**Instructions to follow**
Give back each entry unchanged, minus pictures.

**Data for processing**
◇ ◇ ◇ ◇ ◇

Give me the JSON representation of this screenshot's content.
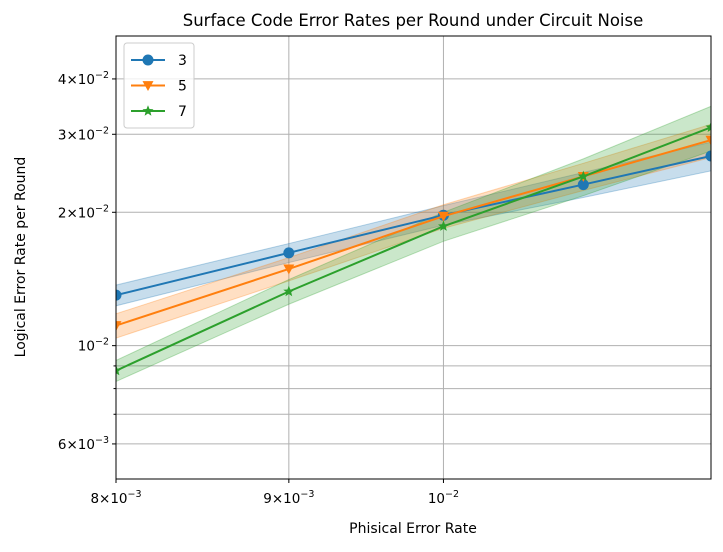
{
  "chart_data": {
    "type": "line",
    "title": "Surface Code Error Rates per Round under Circuit Noise",
    "xlabel": "Phisical Error Rate",
    "ylabel": "Logical Error Rate per Round",
    "xscale": "log",
    "yscale": "log",
    "xlim": [
      0.008,
      0.012
    ],
    "ylim": [
      0.005,
      0.05
    ],
    "grid": true,
    "legend_position": "top-left",
    "x": [
      0.008,
      0.009,
      0.01,
      0.011,
      0.012
    ],
    "x_ticks": [
      {
        "value": 0.008,
        "mantissa": "8",
        "exp": "−3"
      },
      {
        "value": 0.009,
        "mantissa": "9",
        "exp": "−3"
      },
      {
        "value": 0.01,
        "mantissa": "",
        "exp": "−2"
      }
    ],
    "y_ticks": [
      {
        "value": 0.006,
        "mantissa": "6",
        "exp": "−3"
      },
      {
        "value": 0.01,
        "mantissa": "",
        "exp": "−2"
      },
      {
        "value": 0.02,
        "mantissa": "2",
        "exp": "−2"
      },
      {
        "value": 0.03,
        "mantissa": "3",
        "exp": "−2"
      },
      {
        "value": 0.04,
        "mantissa": "4",
        "exp": "−2"
      }
    ],
    "y_minor_gridlines": [
      0.007,
      0.008,
      0.009
    ],
    "series": [
      {
        "name": "3",
        "color": "#1f77b4",
        "marker": "circle",
        "values": [
          0.013,
          0.0162,
          0.0197,
          0.0231,
          0.0268
        ],
        "lower": [
          0.0123,
          0.0154,
          0.0187,
          0.0216,
          0.0248
        ],
        "upper": [
          0.0137,
          0.017,
          0.0207,
          0.0246,
          0.0288
        ]
      },
      {
        "name": "5",
        "color": "#ff7f0e",
        "marker": "triangle-down",
        "values": [
          0.0111,
          0.0149,
          0.0196,
          0.0241,
          0.0291
        ],
        "lower": [
          0.0104,
          0.014,
          0.0184,
          0.0224,
          0.0266
        ],
        "upper": [
          0.0118,
          0.0158,
          0.0208,
          0.0258,
          0.0316
        ]
      },
      {
        "name": "7",
        "color": "#2ca02c",
        "marker": "star",
        "values": [
          0.00878,
          0.01325,
          0.0186,
          0.0241,
          0.0311
        ],
        "lower": [
          0.0083,
          0.0124,
          0.0172,
          0.0218,
          0.0275
        ],
        "upper": [
          0.00926,
          0.0141,
          0.02,
          0.0264,
          0.0347
        ]
      }
    ]
  }
}
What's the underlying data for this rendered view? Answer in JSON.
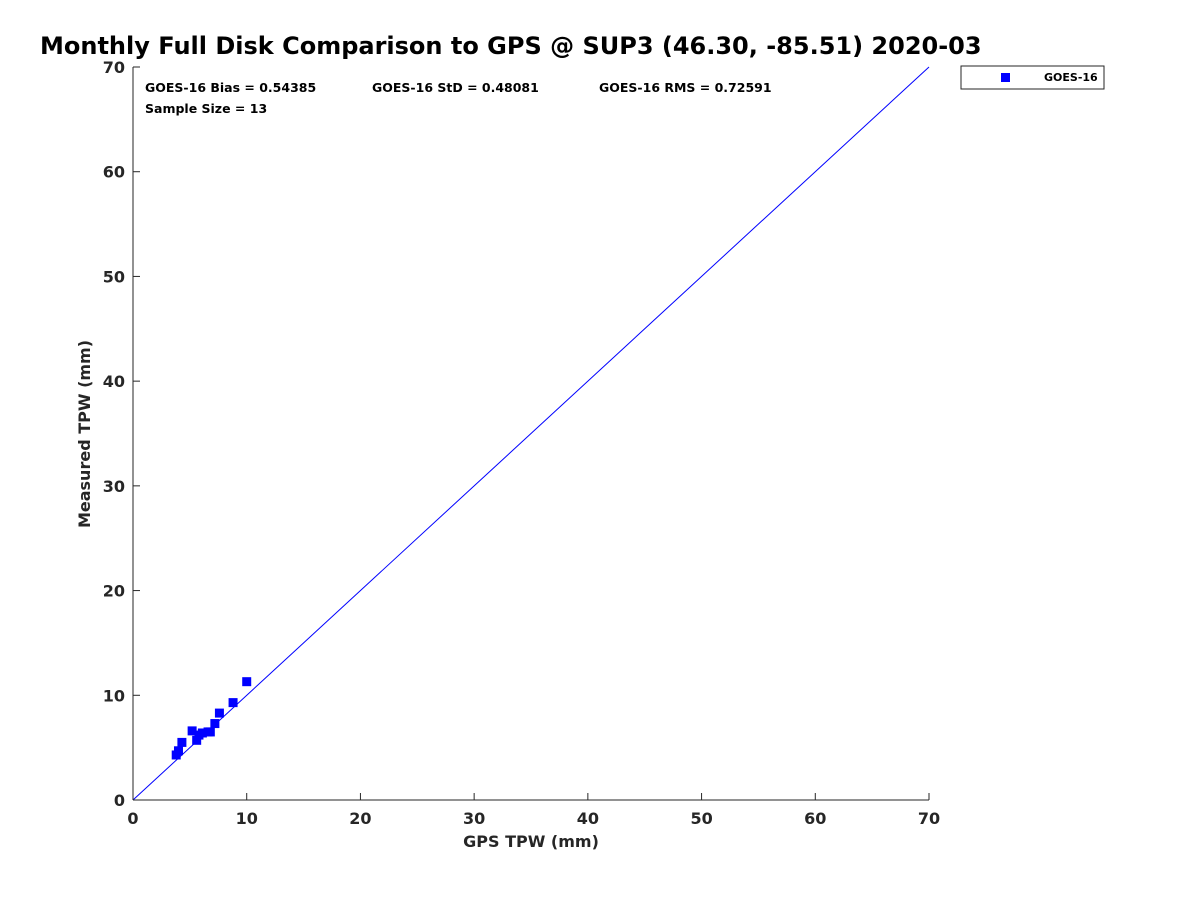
{
  "chart_data": {
    "type": "scatter",
    "title": "Monthly Full Disk Comparison to GPS @ SUP3 (46.30, -85.51) 2020-03",
    "xlabel": "GPS TPW (mm)",
    "ylabel": "Measured TPW (mm)",
    "xlim": [
      0,
      70
    ],
    "ylim": [
      0,
      70
    ],
    "xticks": [
      0,
      10,
      20,
      30,
      40,
      50,
      60,
      70
    ],
    "yticks": [
      0,
      10,
      20,
      30,
      40,
      50,
      60,
      70
    ],
    "grid": false,
    "legend_position": "outside-top-right",
    "reference_line": {
      "x": [
        0,
        70
      ],
      "y": [
        0,
        70
      ],
      "color": "#0000ff"
    },
    "series": [
      {
        "name": "GOES-16",
        "color": "#0000ff",
        "marker": "square",
        "points": [
          [
            3.8,
            4.3
          ],
          [
            4.0,
            4.7
          ],
          [
            4.3,
            5.5
          ],
          [
            5.2,
            6.6
          ],
          [
            5.6,
            5.7
          ],
          [
            5.8,
            6.2
          ],
          [
            6.1,
            6.4
          ],
          [
            6.6,
            6.5
          ],
          [
            6.8,
            6.5
          ],
          [
            7.2,
            7.3
          ],
          [
            7.6,
            8.3
          ],
          [
            8.8,
            9.3
          ],
          [
            10.0,
            11.3
          ]
        ]
      }
    ],
    "stats": {
      "bias": "GOES-16 Bias = 0.54385",
      "std": "GOES-16 StD = 0.48081",
      "rms": "GOES-16 RMS = 0.72591",
      "sample_size": "Sample Size = 13"
    }
  }
}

◇ ◇ ◇ ◇ ◇

**Full answer**
Give me the JSON representation of this screenshot's content.
{
  "chart_data": {
    "type": "line",
    "title": "Surface Code Error Rates per Round under Circuit Noise",
    "xlabel": "Phisical Error Rate",
    "ylabel": "Logical Error Rate per Round",
    "xscale": "log",
    "yscale": "log",
    "xlim": [
      0.008,
      0.012
    ],
    "ylim": [
      0.005,
      0.05
    ],
    "grid": true,
    "legend_position": "top-left",
    "x": [
      0.008,
      0.009,
      0.01,
      0.011,
      0.012
    ],
    "x_ticks": [
      {
        "value": 0.008,
        "mantissa": "8",
        "exp": "−3"
      },
      {
        "value": 0.009,
        "mantissa": "9",
        "exp": "−3"
      },
      {
        "value": 0.01,
        "mantissa": "",
        "exp": "−2"
      }
    ],
    "y_ticks": [
      {
        "value": 0.006,
        "mantissa": "6",
        "exp": "−3"
      },
      {
        "value": 0.01,
        "mantissa": "",
        "exp": "−2"
      },
      {
        "value": 0.02,
        "mantissa": "2",
        "exp": "−2"
      },
      {
        "value": 0.03,
        "mantissa": "3",
        "exp": "−2"
      },
      {
        "value": 0.04,
        "mantissa": "4",
        "exp": "−2"
      }
    ],
    "y_minor_gridlines": [
      0.007,
      0.008,
      0.009
    ],
    "series": [
      {
        "name": "3",
        "color": "#1f77b4",
        "marker": "circle",
        "values": [
          0.013,
          0.0162,
          0.0197,
          0.0231,
          0.0268
        ],
        "lower": [
          0.0123,
          0.0154,
          0.0187,
          0.0216,
          0.0248
        ],
        "upper": [
          0.0137,
          0.017,
          0.0207,
          0.0246,
          0.0288
        ]
      },
      {
        "name": "5",
        "color": "#ff7f0e",
        "marker": "triangle-down",
        "values": [
          0.0111,
          0.0149,
          0.0196,
          0.0241,
          0.0291
        ],
        "lower": [
          0.0104,
          0.014,
          0.0184,
          0.0224,
          0.0266
        ],
        "upper": [
          0.0118,
          0.0158,
          0.0208,
          0.0258,
          0.0316
        ]
      },
      {
        "name": "7",
        "color": "#2ca02c",
        "marker": "star",
        "values": [
          0.00878,
          0.01325,
          0.0186,
          0.0241,
          0.0311
        ],
        "lower": [
          0.0083,
          0.0124,
          0.0172,
          0.0218,
          0.0275
        ],
        "upper": [
          0.00926,
          0.0141,
          0.02,
          0.0264,
          0.0347
        ]
      }
    ]
  }
}
What's the underlying data for this rendered view? Answer in JSON.
{
  "chart_data": {
    "type": "scatter",
    "title": "Monthly Full Disk Comparison to GPS @ SUP3 (46.30, -85.51) 2020-03",
    "xlabel": "GPS TPW (mm)",
    "ylabel": "Measured TPW (mm)",
    "xlim": [
      0,
      70
    ],
    "ylim": [
      0,
      70
    ],
    "xticks": [
      0,
      10,
      20,
      30,
      40,
      50,
      60,
      70
    ],
    "yticks": [
      0,
      10,
      20,
      30,
      40,
      50,
      60,
      70
    ],
    "grid": false,
    "legend_position": "outside-top-right",
    "reference_line": {
      "x": [
        0,
        70
      ],
      "y": [
        0,
        70
      ],
      "color": "#0000ff"
    },
    "series": [
      {
        "name": "GOES-16",
        "color": "#0000ff",
        "marker": "square",
        "points": [
          [
            3.8,
            4.3
          ],
          [
            4.0,
            4.7
          ],
          [
            4.3,
            5.5
          ],
          [
            5.2,
            6.6
          ],
          [
            5.6,
            5.7
          ],
          [
            5.8,
            6.2
          ],
          [
            6.1,
            6.4
          ],
          [
            6.6,
            6.5
          ],
          [
            6.8,
            6.5
          ],
          [
            7.2,
            7.3
          ],
          [
            7.6,
            8.3
          ],
          [
            8.8,
            9.3
          ],
          [
            10.0,
            11.3
          ]
        ]
      }
    ],
    "stats": {
      "bias": "GOES-16 Bias = 0.54385",
      "std": "GOES-16 StD = 0.48081",
      "rms": "GOES-16 RMS = 0.72591",
      "sample_size": "Sample Size = 13"
    }
  }
}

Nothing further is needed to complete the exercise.